◆ **INFORMATION PROVIDED**
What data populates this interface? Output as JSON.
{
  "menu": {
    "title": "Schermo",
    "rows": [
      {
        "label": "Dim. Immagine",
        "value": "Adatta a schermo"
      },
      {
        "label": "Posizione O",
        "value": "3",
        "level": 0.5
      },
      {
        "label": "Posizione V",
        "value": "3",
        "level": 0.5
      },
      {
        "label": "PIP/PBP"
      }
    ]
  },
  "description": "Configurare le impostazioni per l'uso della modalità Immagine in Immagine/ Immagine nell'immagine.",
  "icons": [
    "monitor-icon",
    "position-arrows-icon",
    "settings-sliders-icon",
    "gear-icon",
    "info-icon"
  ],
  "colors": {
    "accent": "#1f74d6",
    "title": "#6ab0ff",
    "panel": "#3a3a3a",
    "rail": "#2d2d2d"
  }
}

◆ **EXERCISE BRIEF**
Quote all the records exactly, please, leaving none out.

◆ **SOLUTION TO THIS EXERCISE**
What data populates this interface? Output as JSON.
{
  "menu": {
    "title": "Schermo",
    "rows": [
      {
        "label": "Dim. Immagine",
        "value": "Adatta a schermo"
      },
      {
        "label": "Posizione O",
        "value": "3",
        "level": 0.5
      },
      {
        "label": "Posizione V",
        "value": "3",
        "level": 0.5
      },
      {
        "label": "PIP/PBP"
      }
    ]
  },
  "description": "Configurare le impostazioni per l'uso della modalità Immagine in Immagine/ Immagine nell'immagine.",
  "icons": [
    "monitor-icon",
    "position-arrows-icon",
    "settings-sliders-icon",
    "gear-icon",
    "info-icon"
  ],
  "colors": {
    "accent": "#1f74d6",
    "title": "#6ab0ff",
    "panel": "#3a3a3a",
    "rail": "#2d2d2d"
  }
}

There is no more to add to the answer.